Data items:
* Begin *

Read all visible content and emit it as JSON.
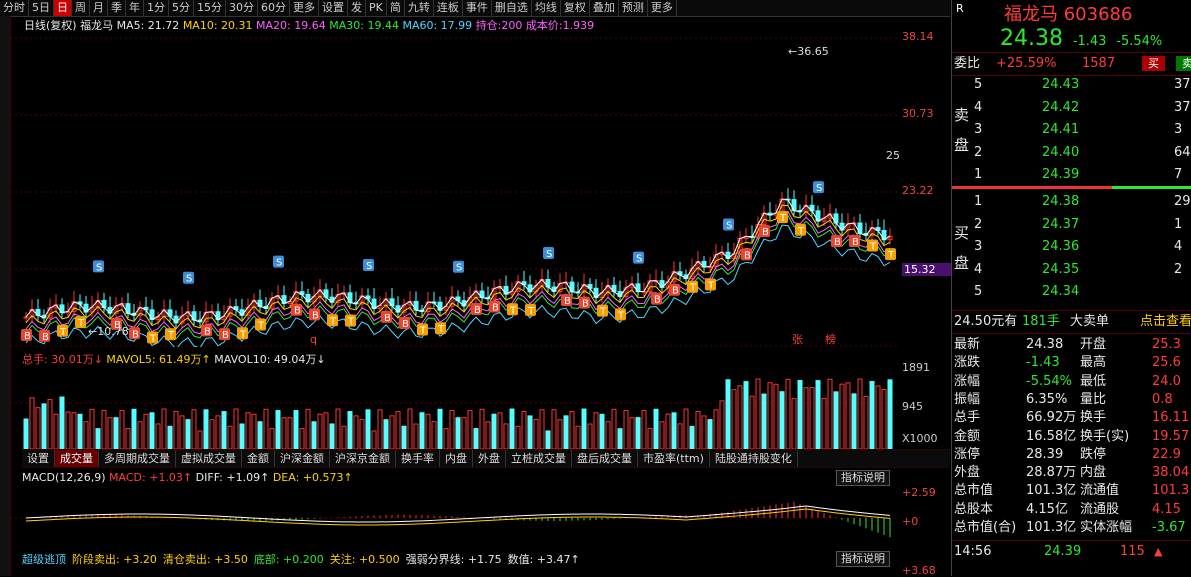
{
  "toolbar": {
    "items": [
      "分时",
      "5日",
      "日",
      "周",
      "月",
      "季",
      "年",
      "1分",
      "5分",
      "15分",
      "30分",
      "60分",
      "更多",
      "设置",
      "发",
      "PK",
      "简",
      "九转",
      "连板",
      "事件",
      "删自选",
      "均线",
      "复权",
      "叠加",
      "预测",
      "更多"
    ],
    "active_index": 2
  },
  "chart": {
    "period_label": "日线(复权)",
    "name": "福龙马",
    "ma5": "MA5: 21.72",
    "ma10": "MA10: 20.31",
    "ma20": "MA20: 19.64",
    "ma30": "MA30: 19.44",
    "ma60": "MA60: 17.99",
    "hold": "持仓:200 成本价:1.939",
    "y_labels": [
      "38.14",
      "30.73",
      "23.22",
      "15.32"
    ],
    "current_price_tag": "15.32",
    "high_mark": "36.65",
    "low_mark": "10.78",
    "right_mark": "25",
    "markers": {
      "zhang": "张",
      "bang": "榜",
      "q": "q"
    }
  },
  "volume": {
    "total": "总手: 30.01万↓",
    "mavol5": "MAVOL5: 61.49万↑",
    "mavol10": "MAVOL10: 49.04万↓",
    "y_labels": [
      "1891",
      "945"
    ],
    "unit": "X1000"
  },
  "vol_tabs": [
    "设置",
    "成交量",
    "多周期成交量",
    "虚拟成交量",
    "金额",
    "沪深金额",
    "沪深京金额",
    "换手率",
    "内盘",
    "外盘",
    "立桩成交量",
    "盘后成交量",
    "市盈率(ttm)",
    "陆股通持股变化"
  ],
  "macd": {
    "title": "MACD(12,26,9)",
    "macd": "MACD: +1.03↑",
    "diff": "DIFF: +1.09↑",
    "dea": "DEA: +0.573↑",
    "y_labels": [
      "+2.59",
      "+0"
    ],
    "explain": "指标说明"
  },
  "indicator3": {
    "items": [
      "超级逃顶",
      "阶段卖出: +3.20",
      "清仓卖出: +3.50",
      "底部: +0.200",
      "关注: +0.500",
      "强弱分界线: +1.75",
      "数值: +3.47↑"
    ],
    "explain": "指标说明",
    "y_label": "+3.68"
  },
  "right": {
    "r": "R",
    "name": "福龙马",
    "code": "603686",
    "price": "24.38",
    "change": "-1.43",
    "pct": "-5.54%",
    "weibi_label": "委比",
    "weibi": "+25.59%",
    "weicha": "1587",
    "buy_btn": "买",
    "sell_btn": "卖",
    "sell_label": "卖盘",
    "buy_label": "买盘",
    "asks": [
      {
        "lvl": "5",
        "p": "24.43",
        "v": "37"
      },
      {
        "lvl": "4",
        "p": "24.42",
        "v": "37"
      },
      {
        "lvl": "3",
        "p": "24.41",
        "v": "3"
      },
      {
        "lvl": "2",
        "p": "24.40",
        "v": "64"
      },
      {
        "lvl": "1",
        "p": "24.39",
        "v": "7"
      }
    ],
    "bids": [
      {
        "lvl": "1",
        "p": "24.38",
        "v": "29"
      },
      {
        "lvl": "2",
        "p": "24.37",
        "v": "1"
      },
      {
        "lvl": "3",
        "p": "24.36",
        "v": "4"
      },
      {
        "lvl": "4",
        "p": "24.35",
        "v": "2"
      },
      {
        "lvl": "5",
        "p": "24.34",
        "v": ""
      }
    ],
    "big_order": {
      "a": "24.50元有",
      "b": "181手",
      "c": "大卖单",
      "d": "点击查看"
    },
    "stats": [
      [
        "最新",
        "24.38",
        "开盘",
        "25.3"
      ],
      [
        "涨跌",
        "-1.43",
        "最高",
        "25.6"
      ],
      [
        "涨幅",
        "-5.54%",
        "最低",
        "24.0"
      ],
      [
        "振幅",
        "6.35%",
        "量比",
        "0.8"
      ],
      [
        "总手",
        "66.92万",
        "换手",
        "16.11"
      ],
      [
        "金额",
        "16.58亿",
        "换手(实)",
        "19.57"
      ],
      [
        "涨停",
        "28.39",
        "跌停",
        "22.9"
      ],
      [
        "外盘",
        "28.87万",
        "内盘",
        "38.04"
      ],
      [
        "总市值",
        "101.3亿",
        "流通值",
        "101.3"
      ],
      [
        "总股本",
        "4.15亿",
        "流通股",
        "4.15"
      ],
      [
        "总市值(合)",
        "101.3亿",
        "实体涨幅",
        "-3.67"
      ]
    ],
    "tick": {
      "time": "14:56",
      "price": "24.39",
      "vol": "115"
    }
  }
}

* End *

TASK STATEMENT: Print out the material word for word, omitting the pictures.

THE REPLY:
Read all visible content and emit it as JSON.
{
  "toolbar": {
    "items": [
      "分时",
      "5日",
      "日",
      "周",
      "月",
      "季",
      "年",
      "1分",
      "5分",
      "15分",
      "30分",
      "60分",
      "更多",
      "设置",
      "发",
      "PK",
      "简",
      "九转",
      "连板",
      "事件",
      "删自选",
      "均线",
      "复权",
      "叠加",
      "预测",
      "更多"
    ],
    "active_index": 2
  },
  "chart": {
    "period_label": "日线(复权)",
    "name": "福龙马",
    "ma5": "MA5: 21.72",
    "ma10": "MA10: 20.31",
    "ma20": "MA20: 19.64",
    "ma30": "MA30: 19.44",
    "ma60": "MA60: 17.99",
    "hold": "持仓:200 成本价:1.939",
    "y_labels": [
      "38.14",
      "30.73",
      "23.22",
      "15.32"
    ],
    "current_price_tag": "15.32",
    "high_mark": "36.65",
    "low_mark": "10.78",
    "right_mark": "25",
    "markers": {
      "zhang": "张",
      "bang": "榜",
      "q": "q"
    }
  },
  "volume": {
    "total": "总手: 30.01万↓",
    "mavol5": "MAVOL5: 61.49万↑",
    "mavol10": "MAVOL10: 49.04万↓",
    "y_labels": [
      "1891",
      "945"
    ],
    "unit": "X1000"
  },
  "vol_tabs": [
    "设置",
    "成交量",
    "多周期成交量",
    "虚拟成交量",
    "金额",
    "沪深金额",
    "沪深京金额",
    "换手率",
    "内盘",
    "外盘",
    "立桩成交量",
    "盘后成交量",
    "市盈率(ttm)",
    "陆股通持股变化"
  ],
  "macd": {
    "title": "MACD(12,26,9)",
    "macd": "MACD: +1.03↑",
    "diff": "DIFF: +1.09↑",
    "dea": "DEA: +0.573↑",
    "y_labels": [
      "+2.59",
      "+0"
    ],
    "explain": "指标说明"
  },
  "indicator3": {
    "items": [
      "超级逃顶",
      "阶段卖出: +3.20",
      "清仓卖出: +3.50",
      "底部: +0.200",
      "关注: +0.500",
      "强弱分界线: +1.75",
      "数值: +3.47↑"
    ],
    "explain": "指标说明",
    "y_label": "+3.68"
  },
  "right": {
    "r": "R",
    "name": "福龙马",
    "code": "603686",
    "price": "24.38",
    "change": "-1.43",
    "pct": "-5.54%",
    "weibi_label": "委比",
    "weibi": "+25.59%",
    "weicha": "1587",
    "buy_btn": "买",
    "sell_btn": "卖",
    "sell_label": "卖盘",
    "buy_label": "买盘",
    "asks": [
      {
        "lvl": "5",
        "p": "24.43",
        "v": "37"
      },
      {
        "lvl": "4",
        "p": "24.42",
        "v": "37"
      },
      {
        "lvl": "3",
        "p": "24.41",
        "v": "3"
      },
      {
        "lvl": "2",
        "p": "24.40",
        "v": "64"
      },
      {
        "lvl": "1",
        "p": "24.39",
        "v": "7"
      }
    ],
    "bids": [
      {
        "lvl": "1",
        "p": "24.38",
        "v": "29"
      },
      {
        "lvl": "2",
        "p": "24.37",
        "v": "1"
      },
      {
        "lvl": "3",
        "p": "24.36",
        "v": "4"
      },
      {
        "lvl": "4",
        "p": "24.35",
        "v": "2"
      },
      {
        "lvl": "5",
        "p": "24.34",
        "v": ""
      }
    ],
    "big_order": {
      "a": "24.50元有",
      "b": "181手",
      "c": "大卖单",
      "d": "点击查看"
    },
    "stats": [
      [
        "最新",
        "24.38",
        "开盘",
        "25.3"
      ],
      [
        "涨跌",
        "-1.43",
        "最高",
        "25.6"
      ],
      [
        "涨幅",
        "-5.54%",
        "最低",
        "24.0"
      ],
      [
        "振幅",
        "6.35%",
        "量比",
        "0.8"
      ],
      [
        "总手",
        "66.92万",
        "换手",
        "16.11"
      ],
      [
        "金额",
        "16.58亿",
        "换手(实)",
        "19.57"
      ],
      [
        "涨停",
        "28.39",
        "跌停",
        "22.9"
      ],
      [
        "外盘",
        "28.87万",
        "内盘",
        "38.04"
      ],
      [
        "总市值",
        "101.3亿",
        "流通值",
        "101.3"
      ],
      [
        "总股本",
        "4.15亿",
        "流通股",
        "4.15"
      ],
      [
        "总市值(合)",
        "101.3亿",
        "实体涨幅",
        "-3.67"
      ]
    ],
    "tick": {
      "time": "14:56",
      "price": "24.39",
      "vol": "115"
    }
  }
}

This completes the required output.